[WHAT THE TASK REQUIRES] Pictures stay out of your copy, but everything else in the records below must be repeated exactly.

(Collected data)
····················
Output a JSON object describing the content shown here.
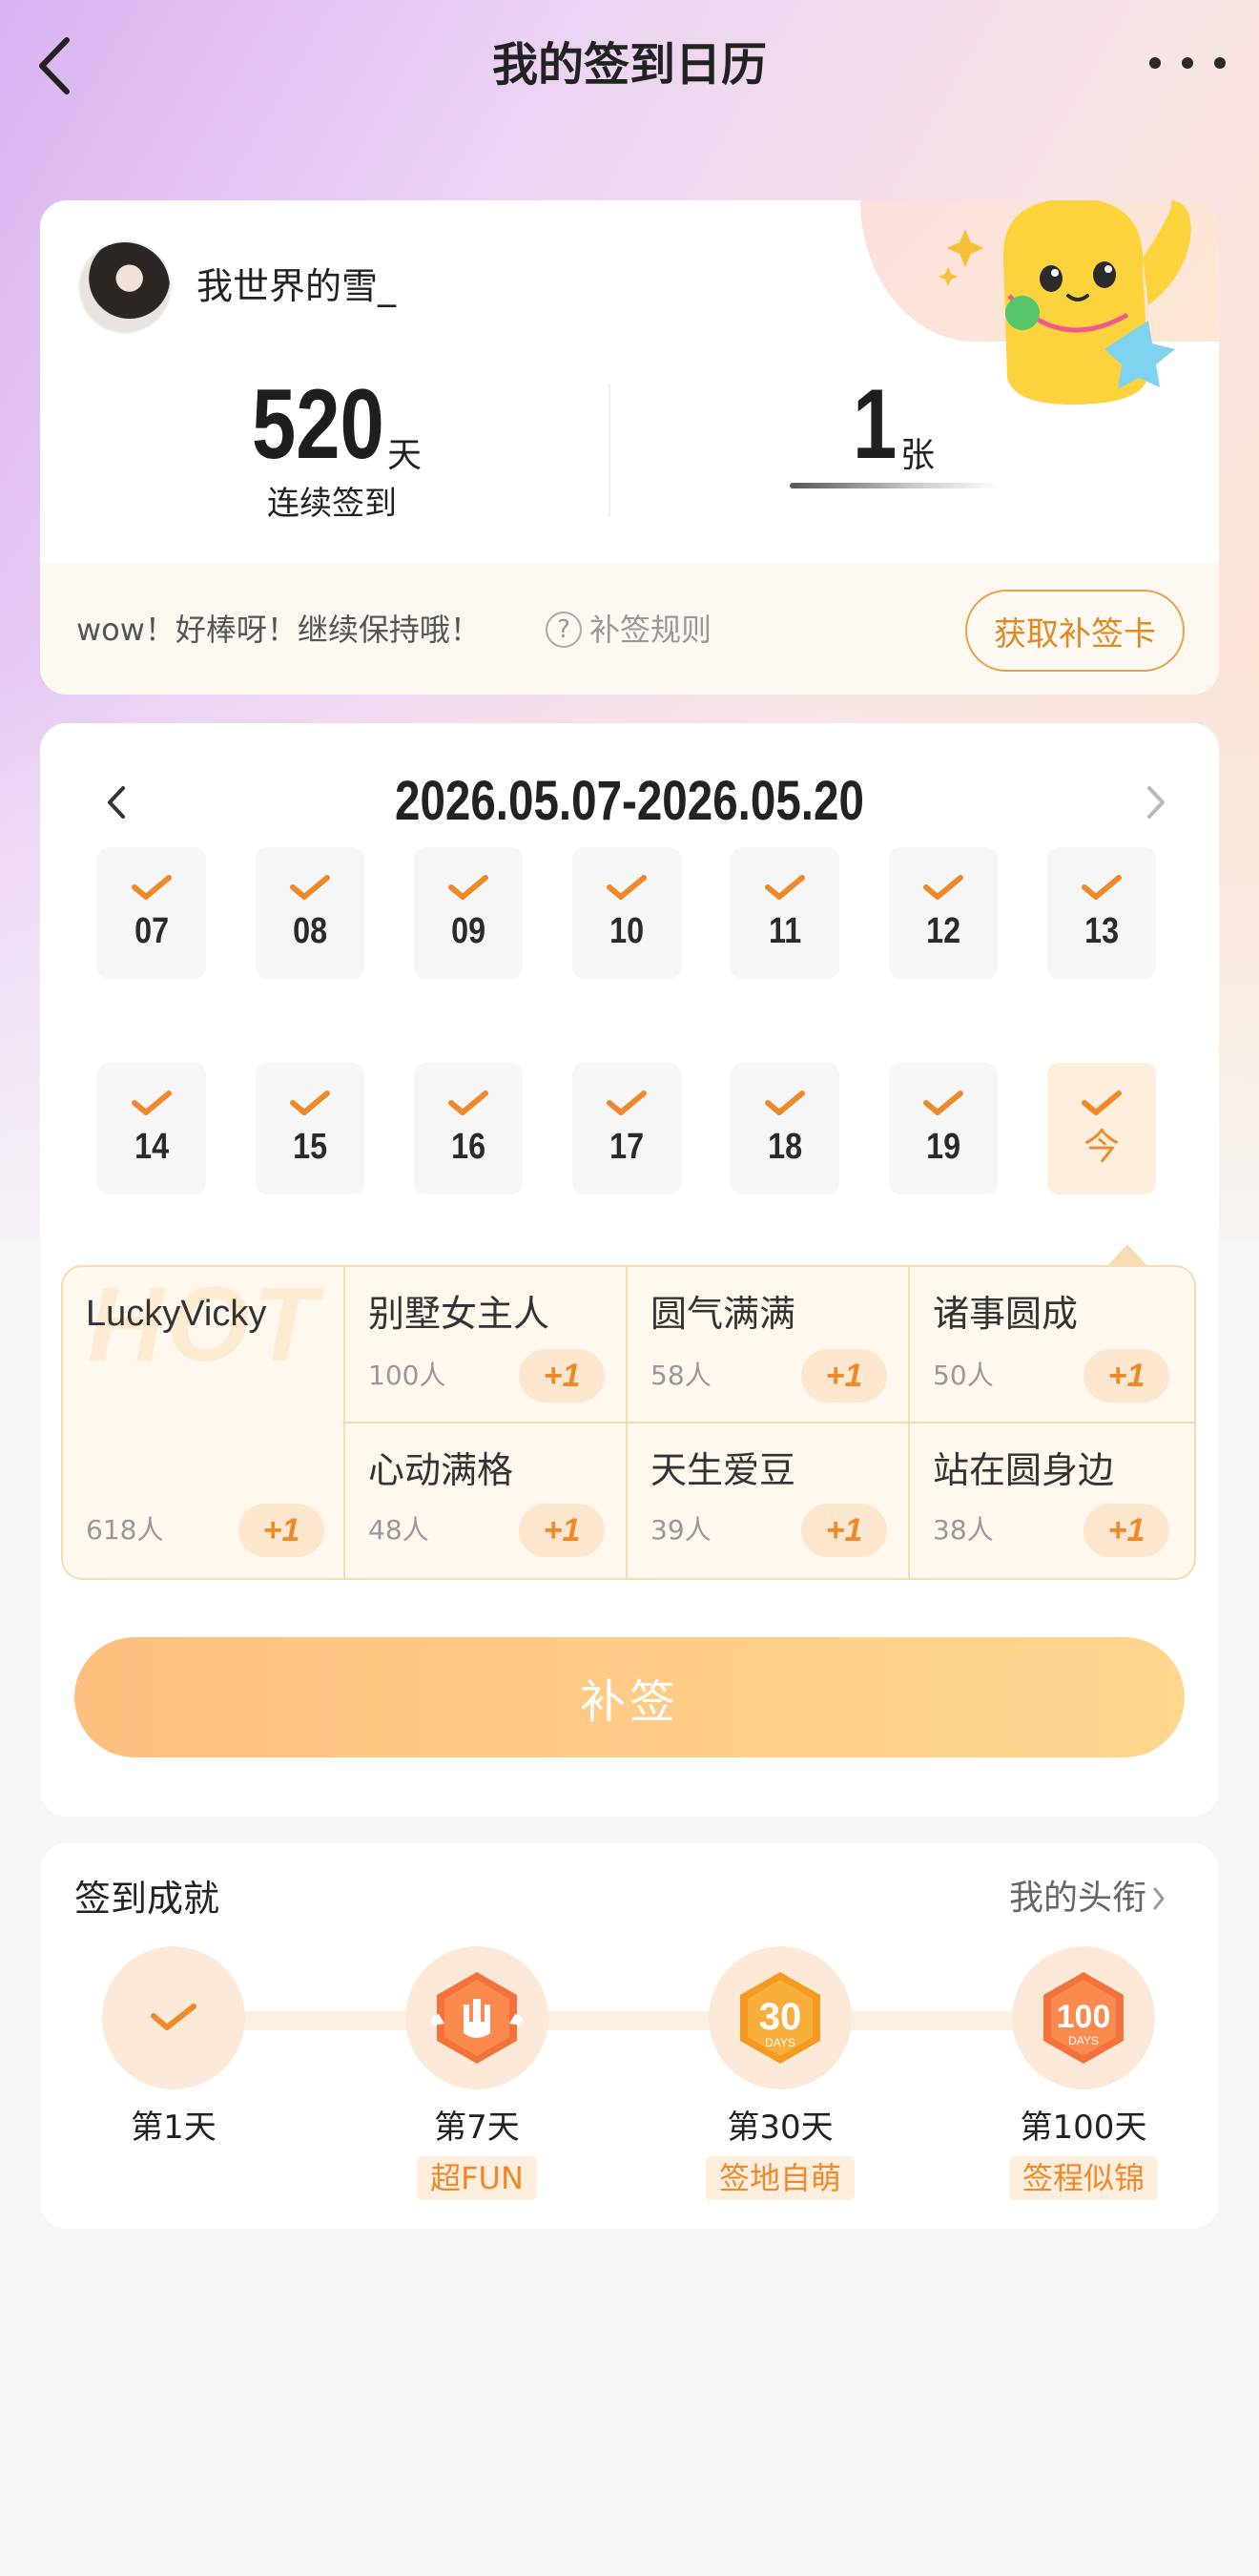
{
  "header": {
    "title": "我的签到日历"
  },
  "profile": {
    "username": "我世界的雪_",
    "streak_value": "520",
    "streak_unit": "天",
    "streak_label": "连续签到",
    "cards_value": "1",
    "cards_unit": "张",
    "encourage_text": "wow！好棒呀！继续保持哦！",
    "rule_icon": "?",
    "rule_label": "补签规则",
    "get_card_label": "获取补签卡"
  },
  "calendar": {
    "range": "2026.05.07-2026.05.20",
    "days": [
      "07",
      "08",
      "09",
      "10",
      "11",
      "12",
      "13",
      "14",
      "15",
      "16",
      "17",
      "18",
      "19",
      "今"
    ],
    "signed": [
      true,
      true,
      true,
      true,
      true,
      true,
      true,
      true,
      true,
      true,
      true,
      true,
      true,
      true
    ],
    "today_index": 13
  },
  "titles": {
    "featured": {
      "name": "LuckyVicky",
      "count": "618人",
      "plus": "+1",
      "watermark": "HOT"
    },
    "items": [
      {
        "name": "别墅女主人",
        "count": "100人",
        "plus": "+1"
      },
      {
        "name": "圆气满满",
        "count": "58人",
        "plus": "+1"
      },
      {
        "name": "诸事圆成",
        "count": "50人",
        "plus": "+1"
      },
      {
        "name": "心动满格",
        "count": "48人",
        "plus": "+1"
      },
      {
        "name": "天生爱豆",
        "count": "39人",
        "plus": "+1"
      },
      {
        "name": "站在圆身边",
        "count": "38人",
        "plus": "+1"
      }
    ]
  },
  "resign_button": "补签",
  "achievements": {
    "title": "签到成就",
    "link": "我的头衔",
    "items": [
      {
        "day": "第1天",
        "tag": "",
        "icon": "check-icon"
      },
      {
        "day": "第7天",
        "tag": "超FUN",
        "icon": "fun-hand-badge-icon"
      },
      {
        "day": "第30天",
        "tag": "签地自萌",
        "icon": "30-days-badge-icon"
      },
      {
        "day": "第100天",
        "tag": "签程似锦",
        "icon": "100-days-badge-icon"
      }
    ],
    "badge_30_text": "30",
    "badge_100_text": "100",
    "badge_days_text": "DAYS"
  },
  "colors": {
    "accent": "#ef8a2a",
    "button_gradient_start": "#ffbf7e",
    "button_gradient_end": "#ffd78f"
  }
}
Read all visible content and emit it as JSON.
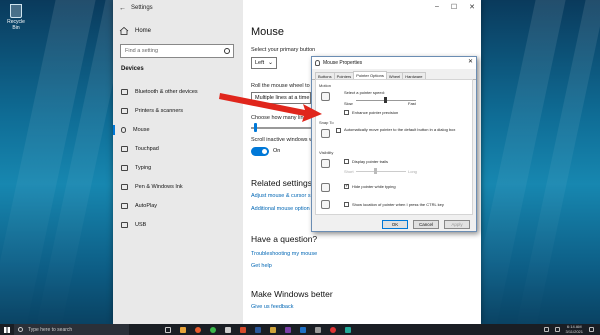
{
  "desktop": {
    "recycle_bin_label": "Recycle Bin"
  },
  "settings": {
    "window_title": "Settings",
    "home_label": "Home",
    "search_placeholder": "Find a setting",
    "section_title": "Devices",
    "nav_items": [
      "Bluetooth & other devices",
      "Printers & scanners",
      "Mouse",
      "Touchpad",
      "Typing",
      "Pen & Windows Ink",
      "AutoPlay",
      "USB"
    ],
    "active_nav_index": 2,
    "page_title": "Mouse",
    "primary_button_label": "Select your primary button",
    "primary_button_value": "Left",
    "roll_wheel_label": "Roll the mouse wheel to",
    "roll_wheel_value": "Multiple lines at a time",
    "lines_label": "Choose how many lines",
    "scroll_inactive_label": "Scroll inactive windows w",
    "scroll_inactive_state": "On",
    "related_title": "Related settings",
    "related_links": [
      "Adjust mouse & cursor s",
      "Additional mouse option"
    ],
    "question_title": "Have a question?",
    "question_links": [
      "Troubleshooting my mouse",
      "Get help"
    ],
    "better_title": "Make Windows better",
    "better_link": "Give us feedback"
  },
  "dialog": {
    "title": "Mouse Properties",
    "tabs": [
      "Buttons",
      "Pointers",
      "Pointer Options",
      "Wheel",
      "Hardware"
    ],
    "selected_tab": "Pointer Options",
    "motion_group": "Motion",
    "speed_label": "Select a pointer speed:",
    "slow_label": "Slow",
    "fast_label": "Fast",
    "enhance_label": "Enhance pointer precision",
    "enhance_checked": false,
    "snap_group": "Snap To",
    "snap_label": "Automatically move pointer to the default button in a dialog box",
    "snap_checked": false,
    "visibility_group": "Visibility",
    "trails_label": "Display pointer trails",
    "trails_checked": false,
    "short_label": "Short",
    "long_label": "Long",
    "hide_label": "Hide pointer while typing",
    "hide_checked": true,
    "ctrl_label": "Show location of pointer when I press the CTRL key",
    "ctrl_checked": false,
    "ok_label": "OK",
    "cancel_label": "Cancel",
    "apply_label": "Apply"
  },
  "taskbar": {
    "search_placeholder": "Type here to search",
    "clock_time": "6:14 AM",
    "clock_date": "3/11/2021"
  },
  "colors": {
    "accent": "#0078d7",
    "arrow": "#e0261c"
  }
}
····················
[SOLUTION TO THIS PROBLEM]
Output a JSON object describing the content shown here.
{
  "header": {
    "title": "我的签到日历"
  },
  "profile": {
    "username": "我世界的雪_",
    "streak_value": "520",
    "streak_unit": "天",
    "streak_label": "连续签到",
    "cards_value": "1",
    "cards_unit": "张",
    "encourage_text": "wow！好棒呀！继续保持哦！",
    "rule_icon": "?",
    "rule_label": "补签规则",
    "get_card_label": "获取补签卡"
  },
  "calendar": {
    "range": "2026.05.07-2026.05.20",
    "days": [
      "07",
      "08",
      "09",
      "10",
      "11",
      "12",
      "13",
      "14",
      "15",
      "16",
      "17",
      "18",
      "19",
      "今"
    ],
    "signed": [
      true,
      true,
      true,
      true,
      true,
      true,
      true,
      true,
      true,
      true,
      true,
      true,
      true,
      true
    ],
    "today_index": 13
  },
  "titles": {
    "featured": {
      "name": "LuckyVicky",
      "count": "618人",
      "plus": "+1",
      "watermark": "HOT"
    },
    "items": [
      {
        "name": "别墅女主人",
        "count": "100人",
        "plus": "+1"
      },
      {
        "name": "圆气满满",
        "count": "58人",
        "plus": "+1"
      },
      {
        "name": "诸事圆成",
        "count": "50人",
        "plus": "+1"
      },
      {
        "name": "心动满格",
        "count": "48人",
        "plus": "+1"
      },
      {
        "name": "天生爱豆",
        "count": "39人",
        "plus": "+1"
      },
      {
        "name": "站在圆身边",
        "count": "38人",
        "plus": "+1"
      }
    ]
  },
  "resign_button": "补签",
  "achievements": {
    "title": "签到成就",
    "link": "我的头衔",
    "items": [
      {
        "day": "第1天",
        "tag": "",
        "icon": "check-icon"
      },
      {
        "day": "第7天",
        "tag": "超FUN",
        "icon": "fun-hand-badge-icon"
      },
      {
        "day": "第30天",
        "tag": "签地自萌",
        "icon": "30-days-badge-icon"
      },
      {
        "day": "第100天",
        "tag": "签程似锦",
        "icon": "100-days-badge-icon"
      }
    ],
    "badge_30_text": "30",
    "badge_100_text": "100",
    "badge_days_text": "DAYS"
  },
  "colors": {
    "accent": "#ef8a2a",
    "button_gradient_start": "#ffbf7e",
    "button_gradient_end": "#ffd78f"
  }
}
Read all visible content and emit it as JSON.
{
  "desktop": {
    "recycle_bin_label": "Recycle Bin"
  },
  "settings": {
    "window_title": "Settings",
    "home_label": "Home",
    "search_placeholder": "Find a setting",
    "section_title": "Devices",
    "nav_items": [
      "Bluetooth & other devices",
      "Printers & scanners",
      "Mouse",
      "Touchpad",
      "Typing",
      "Pen & Windows Ink",
      "AutoPlay",
      "USB"
    ],
    "active_nav_index": 2,
    "page_title": "Mouse",
    "primary_button_label": "Select your primary button",
    "primary_button_value": "Left",
    "roll_wheel_label": "Roll the mouse wheel to",
    "roll_wheel_value": "Multiple lines at a time",
    "lines_label": "Choose how many lines",
    "scroll_inactive_label": "Scroll inactive windows w",
    "scroll_inactive_state": "On",
    "related_title": "Related settings",
    "related_links": [
      "Adjust mouse & cursor s",
      "Additional mouse option"
    ],
    "question_title": "Have a question?",
    "question_links": [
      "Troubleshooting my mouse",
      "Get help"
    ],
    "better_title": "Make Windows better",
    "better_link": "Give us feedback"
  },
  "dialog": {
    "title": "Mouse Properties",
    "tabs": [
      "Buttons",
      "Pointers",
      "Pointer Options",
      "Wheel",
      "Hardware"
    ],
    "selected_tab": "Pointer Options",
    "motion_group": "Motion",
    "speed_label": "Select a pointer speed:",
    "slow_label": "Slow",
    "fast_label": "Fast",
    "enhance_label": "Enhance pointer precision",
    "enhance_checked": false,
    "snap_group": "Snap To",
    "snap_label": "Automatically move pointer to the default button in a dialog box",
    "snap_checked": false,
    "visibility_group": "Visibility",
    "trails_label": "Display pointer trails",
    "trails_checked": false,
    "short_label": "Short",
    "long_label": "Long",
    "hide_label": "Hide pointer while typing",
    "hide_checked": true,
    "ctrl_label": "Show location of pointer when I press the CTRL key",
    "ctrl_checked": false,
    "ok_label": "OK",
    "cancel_label": "Cancel",
    "apply_label": "Apply"
  },
  "taskbar": {
    "search_placeholder": "Type here to search",
    "clock_time": "6:14 AM",
    "clock_date": "3/11/2021"
  },
  "colors": {
    "accent": "#0078d7",
    "arrow": "#e0261c"
  }
}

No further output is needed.